◆ INSTRUCTIONS FOR THE TASK
All that is needed is a count of the lines in this data that contain the word "risk".

◆ ENTRIES PROVIDED
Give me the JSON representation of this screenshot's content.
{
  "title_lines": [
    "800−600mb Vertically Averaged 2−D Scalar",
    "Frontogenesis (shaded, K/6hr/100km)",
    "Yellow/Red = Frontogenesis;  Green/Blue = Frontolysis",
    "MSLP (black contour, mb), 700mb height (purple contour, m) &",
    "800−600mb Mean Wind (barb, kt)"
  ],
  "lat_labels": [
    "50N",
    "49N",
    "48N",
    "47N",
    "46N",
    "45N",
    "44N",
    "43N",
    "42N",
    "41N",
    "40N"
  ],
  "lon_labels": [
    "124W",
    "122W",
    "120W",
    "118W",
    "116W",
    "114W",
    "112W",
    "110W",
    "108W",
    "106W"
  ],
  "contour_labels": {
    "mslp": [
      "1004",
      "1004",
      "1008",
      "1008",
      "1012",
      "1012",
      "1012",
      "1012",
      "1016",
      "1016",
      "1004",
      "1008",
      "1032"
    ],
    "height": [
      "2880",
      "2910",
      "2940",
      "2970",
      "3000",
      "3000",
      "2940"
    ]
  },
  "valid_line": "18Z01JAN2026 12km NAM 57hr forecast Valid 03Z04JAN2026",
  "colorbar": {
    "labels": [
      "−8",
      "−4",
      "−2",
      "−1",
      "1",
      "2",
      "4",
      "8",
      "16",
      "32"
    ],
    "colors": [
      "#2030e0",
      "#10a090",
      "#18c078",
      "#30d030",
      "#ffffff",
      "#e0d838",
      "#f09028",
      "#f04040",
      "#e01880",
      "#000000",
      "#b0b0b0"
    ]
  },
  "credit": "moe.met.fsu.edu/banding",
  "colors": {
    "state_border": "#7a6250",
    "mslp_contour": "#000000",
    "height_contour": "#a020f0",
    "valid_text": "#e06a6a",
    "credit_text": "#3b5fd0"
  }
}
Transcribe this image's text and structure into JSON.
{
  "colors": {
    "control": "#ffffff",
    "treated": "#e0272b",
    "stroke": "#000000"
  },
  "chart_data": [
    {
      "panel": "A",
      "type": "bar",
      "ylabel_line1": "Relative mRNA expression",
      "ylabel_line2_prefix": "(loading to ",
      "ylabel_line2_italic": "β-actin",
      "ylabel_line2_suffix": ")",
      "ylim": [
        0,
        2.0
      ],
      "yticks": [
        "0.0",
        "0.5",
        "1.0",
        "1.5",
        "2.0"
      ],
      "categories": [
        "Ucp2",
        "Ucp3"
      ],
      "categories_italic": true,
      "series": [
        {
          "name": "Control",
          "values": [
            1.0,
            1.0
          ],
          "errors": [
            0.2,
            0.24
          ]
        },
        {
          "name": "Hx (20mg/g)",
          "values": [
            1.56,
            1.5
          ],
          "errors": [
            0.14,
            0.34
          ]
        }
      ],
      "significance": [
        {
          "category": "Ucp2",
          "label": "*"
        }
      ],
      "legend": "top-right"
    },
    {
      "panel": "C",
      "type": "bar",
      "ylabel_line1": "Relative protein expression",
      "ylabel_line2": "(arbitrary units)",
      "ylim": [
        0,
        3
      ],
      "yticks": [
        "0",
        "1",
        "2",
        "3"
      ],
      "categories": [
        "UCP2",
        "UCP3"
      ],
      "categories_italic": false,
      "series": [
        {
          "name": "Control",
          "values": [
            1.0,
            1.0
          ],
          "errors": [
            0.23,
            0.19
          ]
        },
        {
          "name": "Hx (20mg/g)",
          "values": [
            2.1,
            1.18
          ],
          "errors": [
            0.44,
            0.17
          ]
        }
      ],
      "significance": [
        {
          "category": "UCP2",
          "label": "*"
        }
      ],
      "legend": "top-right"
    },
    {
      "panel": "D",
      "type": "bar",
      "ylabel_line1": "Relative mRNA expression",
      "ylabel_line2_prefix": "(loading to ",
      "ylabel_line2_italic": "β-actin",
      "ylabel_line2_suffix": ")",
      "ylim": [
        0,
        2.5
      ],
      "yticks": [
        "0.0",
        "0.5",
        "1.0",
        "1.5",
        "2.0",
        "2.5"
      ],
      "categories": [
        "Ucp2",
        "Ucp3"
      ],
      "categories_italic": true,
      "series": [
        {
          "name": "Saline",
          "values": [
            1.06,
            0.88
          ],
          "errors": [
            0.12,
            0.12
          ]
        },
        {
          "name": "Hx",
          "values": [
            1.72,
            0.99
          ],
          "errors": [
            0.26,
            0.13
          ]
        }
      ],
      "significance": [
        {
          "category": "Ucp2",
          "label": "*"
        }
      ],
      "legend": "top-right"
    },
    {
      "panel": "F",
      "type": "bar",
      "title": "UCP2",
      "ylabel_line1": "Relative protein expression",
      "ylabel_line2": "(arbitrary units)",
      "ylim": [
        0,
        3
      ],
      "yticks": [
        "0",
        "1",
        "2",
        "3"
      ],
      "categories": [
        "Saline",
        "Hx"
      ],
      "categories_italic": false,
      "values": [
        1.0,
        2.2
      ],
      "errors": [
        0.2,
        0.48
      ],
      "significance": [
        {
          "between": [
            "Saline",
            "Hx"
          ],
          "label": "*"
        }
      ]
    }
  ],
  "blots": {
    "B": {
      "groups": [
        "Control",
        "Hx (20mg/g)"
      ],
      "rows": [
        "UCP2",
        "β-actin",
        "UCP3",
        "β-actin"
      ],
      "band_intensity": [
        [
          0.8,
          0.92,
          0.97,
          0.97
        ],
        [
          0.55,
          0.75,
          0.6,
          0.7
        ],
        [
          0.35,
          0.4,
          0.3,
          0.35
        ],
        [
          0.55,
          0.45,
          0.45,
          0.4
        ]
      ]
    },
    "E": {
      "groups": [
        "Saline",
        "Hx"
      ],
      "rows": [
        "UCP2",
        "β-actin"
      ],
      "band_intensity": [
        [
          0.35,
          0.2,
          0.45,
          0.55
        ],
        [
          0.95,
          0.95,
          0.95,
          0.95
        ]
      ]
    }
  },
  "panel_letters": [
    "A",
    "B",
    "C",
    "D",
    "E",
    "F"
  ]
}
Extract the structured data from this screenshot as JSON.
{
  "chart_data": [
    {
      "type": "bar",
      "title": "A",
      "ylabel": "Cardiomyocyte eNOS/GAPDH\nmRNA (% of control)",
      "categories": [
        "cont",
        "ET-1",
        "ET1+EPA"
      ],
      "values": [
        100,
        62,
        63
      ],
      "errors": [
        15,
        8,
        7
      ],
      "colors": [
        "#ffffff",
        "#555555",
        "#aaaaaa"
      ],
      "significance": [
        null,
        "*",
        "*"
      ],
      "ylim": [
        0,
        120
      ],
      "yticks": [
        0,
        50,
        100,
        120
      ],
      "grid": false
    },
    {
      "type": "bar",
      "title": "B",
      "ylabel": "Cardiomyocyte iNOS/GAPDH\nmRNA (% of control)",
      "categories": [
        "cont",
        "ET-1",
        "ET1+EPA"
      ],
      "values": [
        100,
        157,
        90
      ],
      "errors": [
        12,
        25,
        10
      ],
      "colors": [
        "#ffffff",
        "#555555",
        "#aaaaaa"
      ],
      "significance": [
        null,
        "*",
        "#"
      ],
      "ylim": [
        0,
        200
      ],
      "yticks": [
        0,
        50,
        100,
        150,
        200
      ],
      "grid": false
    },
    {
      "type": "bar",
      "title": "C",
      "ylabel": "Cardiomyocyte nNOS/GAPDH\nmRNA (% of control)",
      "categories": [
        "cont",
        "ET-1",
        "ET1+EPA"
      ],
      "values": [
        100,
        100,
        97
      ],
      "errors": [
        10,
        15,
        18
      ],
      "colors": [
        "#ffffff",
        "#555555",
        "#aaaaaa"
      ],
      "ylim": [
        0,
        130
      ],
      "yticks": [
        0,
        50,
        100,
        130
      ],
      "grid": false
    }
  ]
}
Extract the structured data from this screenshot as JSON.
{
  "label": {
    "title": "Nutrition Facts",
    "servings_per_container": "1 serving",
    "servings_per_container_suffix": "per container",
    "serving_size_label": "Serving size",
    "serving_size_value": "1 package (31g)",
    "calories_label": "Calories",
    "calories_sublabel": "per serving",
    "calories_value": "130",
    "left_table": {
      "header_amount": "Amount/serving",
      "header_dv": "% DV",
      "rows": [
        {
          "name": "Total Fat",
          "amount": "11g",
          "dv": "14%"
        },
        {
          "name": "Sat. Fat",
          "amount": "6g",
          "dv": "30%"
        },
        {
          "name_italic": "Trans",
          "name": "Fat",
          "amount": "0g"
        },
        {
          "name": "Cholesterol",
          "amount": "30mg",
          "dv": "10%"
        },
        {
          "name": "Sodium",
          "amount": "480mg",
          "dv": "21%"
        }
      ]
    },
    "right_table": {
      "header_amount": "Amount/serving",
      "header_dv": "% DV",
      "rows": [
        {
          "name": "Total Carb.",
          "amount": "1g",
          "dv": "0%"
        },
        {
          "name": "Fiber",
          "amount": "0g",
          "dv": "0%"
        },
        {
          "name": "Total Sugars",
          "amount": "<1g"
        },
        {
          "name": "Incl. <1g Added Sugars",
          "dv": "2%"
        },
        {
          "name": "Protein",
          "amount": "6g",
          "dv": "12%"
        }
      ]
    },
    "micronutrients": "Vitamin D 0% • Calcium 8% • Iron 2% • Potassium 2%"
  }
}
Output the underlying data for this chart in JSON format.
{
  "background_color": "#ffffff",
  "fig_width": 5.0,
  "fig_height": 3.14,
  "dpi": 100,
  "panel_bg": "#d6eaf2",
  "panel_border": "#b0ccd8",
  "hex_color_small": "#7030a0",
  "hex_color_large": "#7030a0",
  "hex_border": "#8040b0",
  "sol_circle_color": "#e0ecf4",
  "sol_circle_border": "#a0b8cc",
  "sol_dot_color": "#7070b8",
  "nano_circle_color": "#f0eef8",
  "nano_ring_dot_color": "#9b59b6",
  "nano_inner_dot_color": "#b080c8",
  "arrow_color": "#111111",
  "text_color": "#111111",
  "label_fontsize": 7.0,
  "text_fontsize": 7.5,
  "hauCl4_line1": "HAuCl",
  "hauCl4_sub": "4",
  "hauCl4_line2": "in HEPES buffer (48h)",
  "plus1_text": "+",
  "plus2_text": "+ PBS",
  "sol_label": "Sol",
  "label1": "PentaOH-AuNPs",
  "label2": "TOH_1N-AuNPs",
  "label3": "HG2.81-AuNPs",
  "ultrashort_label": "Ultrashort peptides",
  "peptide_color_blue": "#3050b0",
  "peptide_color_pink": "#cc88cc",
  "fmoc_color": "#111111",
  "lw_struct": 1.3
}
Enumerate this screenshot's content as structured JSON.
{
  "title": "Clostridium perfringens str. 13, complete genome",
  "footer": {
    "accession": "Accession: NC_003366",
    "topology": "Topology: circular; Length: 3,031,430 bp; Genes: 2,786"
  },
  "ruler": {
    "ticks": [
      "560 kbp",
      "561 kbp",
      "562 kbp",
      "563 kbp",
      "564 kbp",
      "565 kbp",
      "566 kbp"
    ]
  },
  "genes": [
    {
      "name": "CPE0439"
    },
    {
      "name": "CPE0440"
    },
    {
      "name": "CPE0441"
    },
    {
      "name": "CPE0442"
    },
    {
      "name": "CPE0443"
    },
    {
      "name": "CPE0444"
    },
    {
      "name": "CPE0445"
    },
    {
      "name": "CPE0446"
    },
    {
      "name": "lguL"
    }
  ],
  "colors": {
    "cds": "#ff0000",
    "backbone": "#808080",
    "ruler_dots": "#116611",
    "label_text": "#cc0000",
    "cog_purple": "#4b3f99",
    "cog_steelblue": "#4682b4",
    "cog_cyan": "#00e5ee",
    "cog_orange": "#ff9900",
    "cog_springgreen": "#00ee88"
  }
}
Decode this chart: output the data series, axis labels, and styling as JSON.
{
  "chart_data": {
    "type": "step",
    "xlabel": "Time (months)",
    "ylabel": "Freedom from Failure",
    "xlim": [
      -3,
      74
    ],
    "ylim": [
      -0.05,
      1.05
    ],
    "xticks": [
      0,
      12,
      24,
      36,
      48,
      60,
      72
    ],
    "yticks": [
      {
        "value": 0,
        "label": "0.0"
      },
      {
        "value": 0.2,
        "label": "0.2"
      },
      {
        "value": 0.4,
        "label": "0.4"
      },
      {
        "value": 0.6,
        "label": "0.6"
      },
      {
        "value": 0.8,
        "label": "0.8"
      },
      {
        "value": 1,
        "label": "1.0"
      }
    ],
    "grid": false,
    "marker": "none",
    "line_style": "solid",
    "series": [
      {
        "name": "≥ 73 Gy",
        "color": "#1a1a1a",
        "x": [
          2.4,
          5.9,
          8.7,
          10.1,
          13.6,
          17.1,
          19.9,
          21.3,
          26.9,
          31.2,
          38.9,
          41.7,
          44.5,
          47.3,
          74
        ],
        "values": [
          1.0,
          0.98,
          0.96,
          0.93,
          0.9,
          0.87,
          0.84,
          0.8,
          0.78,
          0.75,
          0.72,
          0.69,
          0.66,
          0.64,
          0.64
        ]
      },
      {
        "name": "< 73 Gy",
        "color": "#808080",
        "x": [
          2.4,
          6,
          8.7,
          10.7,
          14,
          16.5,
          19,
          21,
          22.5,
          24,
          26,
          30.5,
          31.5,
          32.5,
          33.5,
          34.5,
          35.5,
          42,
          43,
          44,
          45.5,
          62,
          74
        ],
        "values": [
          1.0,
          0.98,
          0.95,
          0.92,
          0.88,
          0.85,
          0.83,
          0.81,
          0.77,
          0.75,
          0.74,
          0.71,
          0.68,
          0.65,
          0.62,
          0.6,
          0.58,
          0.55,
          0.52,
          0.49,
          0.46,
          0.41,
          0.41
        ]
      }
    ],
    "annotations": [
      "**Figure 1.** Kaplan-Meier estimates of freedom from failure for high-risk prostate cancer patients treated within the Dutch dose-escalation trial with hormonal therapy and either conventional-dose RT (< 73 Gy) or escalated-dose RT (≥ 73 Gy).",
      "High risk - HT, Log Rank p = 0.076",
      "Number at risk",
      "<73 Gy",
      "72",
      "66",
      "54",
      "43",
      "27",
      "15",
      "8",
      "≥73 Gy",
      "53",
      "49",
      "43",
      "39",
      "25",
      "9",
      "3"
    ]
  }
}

◆ RESPONSE FOR THIS EXERCISE
3